- **THE PROBLEM**: Extract each line holding the word "плановый" from the entries.

* * * *

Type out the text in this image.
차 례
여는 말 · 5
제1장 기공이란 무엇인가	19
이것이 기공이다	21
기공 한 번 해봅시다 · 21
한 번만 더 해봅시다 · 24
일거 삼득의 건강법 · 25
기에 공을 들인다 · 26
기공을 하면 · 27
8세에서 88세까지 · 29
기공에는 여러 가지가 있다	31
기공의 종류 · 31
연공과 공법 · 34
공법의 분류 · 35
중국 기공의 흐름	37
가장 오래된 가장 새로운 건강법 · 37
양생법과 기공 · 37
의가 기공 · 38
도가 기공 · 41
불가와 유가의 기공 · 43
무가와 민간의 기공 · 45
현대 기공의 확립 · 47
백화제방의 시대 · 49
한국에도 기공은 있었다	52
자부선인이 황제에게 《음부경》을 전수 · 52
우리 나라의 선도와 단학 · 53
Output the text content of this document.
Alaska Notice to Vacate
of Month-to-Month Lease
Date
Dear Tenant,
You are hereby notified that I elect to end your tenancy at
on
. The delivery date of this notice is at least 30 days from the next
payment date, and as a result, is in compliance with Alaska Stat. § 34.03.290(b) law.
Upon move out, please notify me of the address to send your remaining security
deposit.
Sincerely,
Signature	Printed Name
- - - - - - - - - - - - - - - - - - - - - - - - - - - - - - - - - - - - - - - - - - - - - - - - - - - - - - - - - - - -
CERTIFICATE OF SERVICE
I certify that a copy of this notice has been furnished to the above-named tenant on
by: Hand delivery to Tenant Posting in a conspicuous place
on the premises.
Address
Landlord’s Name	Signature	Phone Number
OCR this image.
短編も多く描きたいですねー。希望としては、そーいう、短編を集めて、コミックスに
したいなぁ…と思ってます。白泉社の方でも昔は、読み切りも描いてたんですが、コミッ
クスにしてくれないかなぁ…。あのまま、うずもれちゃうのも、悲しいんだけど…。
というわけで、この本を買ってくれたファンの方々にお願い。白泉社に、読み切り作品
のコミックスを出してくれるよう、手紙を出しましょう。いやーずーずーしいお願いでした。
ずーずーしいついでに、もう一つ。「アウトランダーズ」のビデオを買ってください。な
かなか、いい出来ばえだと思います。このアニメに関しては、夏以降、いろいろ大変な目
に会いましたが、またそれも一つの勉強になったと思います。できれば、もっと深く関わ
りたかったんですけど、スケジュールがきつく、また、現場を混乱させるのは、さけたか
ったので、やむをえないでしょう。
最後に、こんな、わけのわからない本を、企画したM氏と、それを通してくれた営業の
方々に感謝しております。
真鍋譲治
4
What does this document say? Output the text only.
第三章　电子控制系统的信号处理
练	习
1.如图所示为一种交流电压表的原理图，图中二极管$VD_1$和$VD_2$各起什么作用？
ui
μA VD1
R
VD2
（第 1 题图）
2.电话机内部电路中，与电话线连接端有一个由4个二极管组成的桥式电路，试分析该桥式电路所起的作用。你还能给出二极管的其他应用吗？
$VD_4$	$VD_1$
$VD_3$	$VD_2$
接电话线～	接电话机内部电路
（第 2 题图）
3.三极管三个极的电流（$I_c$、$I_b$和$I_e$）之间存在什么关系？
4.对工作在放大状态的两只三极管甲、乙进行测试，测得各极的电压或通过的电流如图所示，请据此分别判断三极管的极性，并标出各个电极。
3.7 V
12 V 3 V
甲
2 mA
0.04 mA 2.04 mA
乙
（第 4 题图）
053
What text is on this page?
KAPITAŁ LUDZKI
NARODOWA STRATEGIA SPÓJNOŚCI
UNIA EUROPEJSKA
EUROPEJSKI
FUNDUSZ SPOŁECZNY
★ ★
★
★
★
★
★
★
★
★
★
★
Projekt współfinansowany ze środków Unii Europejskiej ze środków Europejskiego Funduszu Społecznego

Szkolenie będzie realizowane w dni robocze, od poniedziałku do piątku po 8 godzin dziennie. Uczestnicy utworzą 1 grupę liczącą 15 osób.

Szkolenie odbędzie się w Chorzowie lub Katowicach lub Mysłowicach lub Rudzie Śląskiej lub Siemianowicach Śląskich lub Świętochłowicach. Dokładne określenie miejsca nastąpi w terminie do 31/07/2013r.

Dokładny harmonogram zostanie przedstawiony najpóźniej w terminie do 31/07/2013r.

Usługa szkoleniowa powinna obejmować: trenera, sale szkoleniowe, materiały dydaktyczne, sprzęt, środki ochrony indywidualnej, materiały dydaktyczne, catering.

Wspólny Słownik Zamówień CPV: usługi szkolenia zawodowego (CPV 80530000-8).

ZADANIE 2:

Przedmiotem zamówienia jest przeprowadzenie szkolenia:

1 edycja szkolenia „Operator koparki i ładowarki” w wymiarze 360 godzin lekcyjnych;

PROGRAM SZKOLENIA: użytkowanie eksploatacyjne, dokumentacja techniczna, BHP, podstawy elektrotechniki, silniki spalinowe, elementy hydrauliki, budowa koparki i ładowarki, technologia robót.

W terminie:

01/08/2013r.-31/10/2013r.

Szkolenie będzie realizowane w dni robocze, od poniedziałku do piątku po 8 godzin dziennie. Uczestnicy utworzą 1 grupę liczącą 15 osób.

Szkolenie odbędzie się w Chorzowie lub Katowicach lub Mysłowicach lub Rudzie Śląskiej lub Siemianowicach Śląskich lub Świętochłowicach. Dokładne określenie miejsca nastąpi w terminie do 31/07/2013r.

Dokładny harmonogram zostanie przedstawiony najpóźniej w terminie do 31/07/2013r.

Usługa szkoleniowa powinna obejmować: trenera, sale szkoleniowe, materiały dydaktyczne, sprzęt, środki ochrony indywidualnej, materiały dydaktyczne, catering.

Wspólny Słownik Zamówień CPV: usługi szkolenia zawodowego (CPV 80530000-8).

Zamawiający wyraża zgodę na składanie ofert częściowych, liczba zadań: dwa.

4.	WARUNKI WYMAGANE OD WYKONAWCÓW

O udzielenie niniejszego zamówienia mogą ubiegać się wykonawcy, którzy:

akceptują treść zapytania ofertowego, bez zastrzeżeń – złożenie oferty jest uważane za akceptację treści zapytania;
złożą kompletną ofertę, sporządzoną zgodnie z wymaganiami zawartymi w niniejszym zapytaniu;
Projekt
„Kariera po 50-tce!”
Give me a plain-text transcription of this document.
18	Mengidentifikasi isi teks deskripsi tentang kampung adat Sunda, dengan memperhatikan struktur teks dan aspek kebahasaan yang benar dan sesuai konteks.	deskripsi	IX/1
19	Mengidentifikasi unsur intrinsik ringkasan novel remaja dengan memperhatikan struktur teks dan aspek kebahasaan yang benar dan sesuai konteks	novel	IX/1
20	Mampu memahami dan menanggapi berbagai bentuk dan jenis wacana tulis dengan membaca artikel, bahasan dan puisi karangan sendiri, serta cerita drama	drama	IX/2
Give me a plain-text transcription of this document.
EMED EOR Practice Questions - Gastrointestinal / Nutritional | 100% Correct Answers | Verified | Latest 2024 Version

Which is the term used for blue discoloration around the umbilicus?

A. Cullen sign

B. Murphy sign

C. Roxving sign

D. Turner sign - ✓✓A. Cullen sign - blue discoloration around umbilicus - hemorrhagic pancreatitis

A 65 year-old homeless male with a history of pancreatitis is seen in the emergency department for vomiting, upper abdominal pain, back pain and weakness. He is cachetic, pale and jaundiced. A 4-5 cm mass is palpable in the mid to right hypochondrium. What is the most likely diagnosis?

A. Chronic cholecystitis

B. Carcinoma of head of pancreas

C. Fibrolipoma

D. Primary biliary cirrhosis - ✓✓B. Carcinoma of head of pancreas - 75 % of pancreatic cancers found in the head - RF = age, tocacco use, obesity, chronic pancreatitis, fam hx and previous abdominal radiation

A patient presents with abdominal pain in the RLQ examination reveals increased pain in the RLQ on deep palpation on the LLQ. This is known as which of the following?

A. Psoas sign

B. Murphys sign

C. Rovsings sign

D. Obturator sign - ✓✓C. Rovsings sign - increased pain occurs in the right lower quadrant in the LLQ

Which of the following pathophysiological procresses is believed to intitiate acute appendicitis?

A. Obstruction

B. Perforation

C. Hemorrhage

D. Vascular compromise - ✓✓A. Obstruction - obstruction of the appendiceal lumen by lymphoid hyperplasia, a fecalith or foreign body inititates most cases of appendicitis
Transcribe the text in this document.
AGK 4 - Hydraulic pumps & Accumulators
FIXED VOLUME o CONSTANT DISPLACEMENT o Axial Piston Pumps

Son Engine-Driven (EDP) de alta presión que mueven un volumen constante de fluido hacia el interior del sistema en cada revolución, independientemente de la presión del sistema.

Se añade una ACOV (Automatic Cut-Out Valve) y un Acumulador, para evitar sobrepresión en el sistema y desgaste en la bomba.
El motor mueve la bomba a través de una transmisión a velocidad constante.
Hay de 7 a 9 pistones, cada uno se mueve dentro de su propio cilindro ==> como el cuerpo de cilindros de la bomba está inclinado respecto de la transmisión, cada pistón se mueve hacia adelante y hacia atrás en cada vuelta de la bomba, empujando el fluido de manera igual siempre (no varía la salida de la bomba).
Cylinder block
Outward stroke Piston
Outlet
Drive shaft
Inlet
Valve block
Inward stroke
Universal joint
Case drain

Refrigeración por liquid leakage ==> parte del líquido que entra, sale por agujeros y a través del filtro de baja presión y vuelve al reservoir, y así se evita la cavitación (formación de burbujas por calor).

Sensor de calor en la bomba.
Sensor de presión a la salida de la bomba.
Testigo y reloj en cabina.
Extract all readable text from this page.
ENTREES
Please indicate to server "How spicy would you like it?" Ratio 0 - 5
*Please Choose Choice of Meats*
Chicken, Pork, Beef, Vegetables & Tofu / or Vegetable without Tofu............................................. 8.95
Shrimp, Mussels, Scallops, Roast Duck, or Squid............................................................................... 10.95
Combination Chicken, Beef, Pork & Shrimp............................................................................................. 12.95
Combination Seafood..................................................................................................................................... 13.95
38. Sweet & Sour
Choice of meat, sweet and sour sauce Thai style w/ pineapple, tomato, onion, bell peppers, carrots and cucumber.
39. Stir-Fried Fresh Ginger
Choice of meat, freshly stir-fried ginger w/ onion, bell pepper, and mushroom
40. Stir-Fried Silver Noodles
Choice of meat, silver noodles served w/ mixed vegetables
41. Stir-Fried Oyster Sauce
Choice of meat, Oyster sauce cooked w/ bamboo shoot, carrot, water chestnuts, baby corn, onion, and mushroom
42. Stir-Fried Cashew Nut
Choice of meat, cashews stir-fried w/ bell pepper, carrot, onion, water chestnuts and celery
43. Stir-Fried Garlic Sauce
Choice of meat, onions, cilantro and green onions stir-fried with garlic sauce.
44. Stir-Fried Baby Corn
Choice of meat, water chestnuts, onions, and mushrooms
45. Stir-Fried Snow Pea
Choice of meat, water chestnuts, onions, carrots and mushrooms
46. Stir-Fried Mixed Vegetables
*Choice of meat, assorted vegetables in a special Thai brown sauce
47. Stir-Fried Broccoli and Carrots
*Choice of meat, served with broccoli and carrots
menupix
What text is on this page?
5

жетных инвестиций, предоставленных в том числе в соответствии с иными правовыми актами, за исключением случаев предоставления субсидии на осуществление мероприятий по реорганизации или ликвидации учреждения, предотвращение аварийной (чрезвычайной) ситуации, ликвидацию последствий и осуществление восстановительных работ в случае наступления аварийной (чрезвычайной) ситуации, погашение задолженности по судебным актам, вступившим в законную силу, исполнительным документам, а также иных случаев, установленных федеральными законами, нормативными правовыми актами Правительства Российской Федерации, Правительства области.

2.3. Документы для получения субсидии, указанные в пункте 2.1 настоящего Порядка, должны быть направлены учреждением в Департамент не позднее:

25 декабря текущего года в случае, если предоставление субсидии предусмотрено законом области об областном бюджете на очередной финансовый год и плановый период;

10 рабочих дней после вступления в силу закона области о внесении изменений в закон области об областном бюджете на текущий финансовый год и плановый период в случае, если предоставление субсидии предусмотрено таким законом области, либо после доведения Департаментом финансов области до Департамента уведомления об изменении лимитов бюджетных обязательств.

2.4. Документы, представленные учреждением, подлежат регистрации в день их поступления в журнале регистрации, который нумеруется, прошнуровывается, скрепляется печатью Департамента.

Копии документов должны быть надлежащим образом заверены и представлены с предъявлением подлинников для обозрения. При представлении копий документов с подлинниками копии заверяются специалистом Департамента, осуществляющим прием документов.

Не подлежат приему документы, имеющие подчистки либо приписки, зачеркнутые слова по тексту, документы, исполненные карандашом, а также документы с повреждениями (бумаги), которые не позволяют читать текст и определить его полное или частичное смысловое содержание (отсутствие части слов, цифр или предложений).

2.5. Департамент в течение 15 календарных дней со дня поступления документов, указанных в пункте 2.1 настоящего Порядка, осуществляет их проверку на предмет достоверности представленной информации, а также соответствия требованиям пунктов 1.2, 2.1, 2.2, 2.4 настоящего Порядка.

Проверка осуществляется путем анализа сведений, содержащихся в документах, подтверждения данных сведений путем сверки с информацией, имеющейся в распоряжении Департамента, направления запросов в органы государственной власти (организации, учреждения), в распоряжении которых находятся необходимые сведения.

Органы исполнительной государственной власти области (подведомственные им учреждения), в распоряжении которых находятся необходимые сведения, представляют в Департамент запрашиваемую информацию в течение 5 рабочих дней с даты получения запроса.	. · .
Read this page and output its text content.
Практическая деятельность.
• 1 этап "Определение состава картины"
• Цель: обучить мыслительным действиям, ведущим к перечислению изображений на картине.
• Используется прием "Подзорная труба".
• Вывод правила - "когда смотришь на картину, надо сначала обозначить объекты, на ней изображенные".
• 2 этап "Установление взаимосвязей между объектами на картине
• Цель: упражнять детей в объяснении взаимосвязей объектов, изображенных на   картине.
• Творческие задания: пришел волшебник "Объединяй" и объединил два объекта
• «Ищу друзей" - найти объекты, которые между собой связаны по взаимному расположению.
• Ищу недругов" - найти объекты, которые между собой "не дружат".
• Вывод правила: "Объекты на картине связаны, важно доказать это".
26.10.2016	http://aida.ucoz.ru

* * * *

- **WRITTEN ANSWER**:
25 декабря текущего года в случае, если предоставление субсидии предусмотрено законом области об областном бюджете на очередной финансовый год и плановый период;
10 рабочих дней после вступления в силу закона области о внесении изменений в закон области об областном бюджете на текущий финансовый год и плановый период в случае, если предоставление субсидии предусмотрено таким законом области, либо после доведения Департаментом финансов области до Департамента уведомления об изменении лимитов бюджетных обязательств.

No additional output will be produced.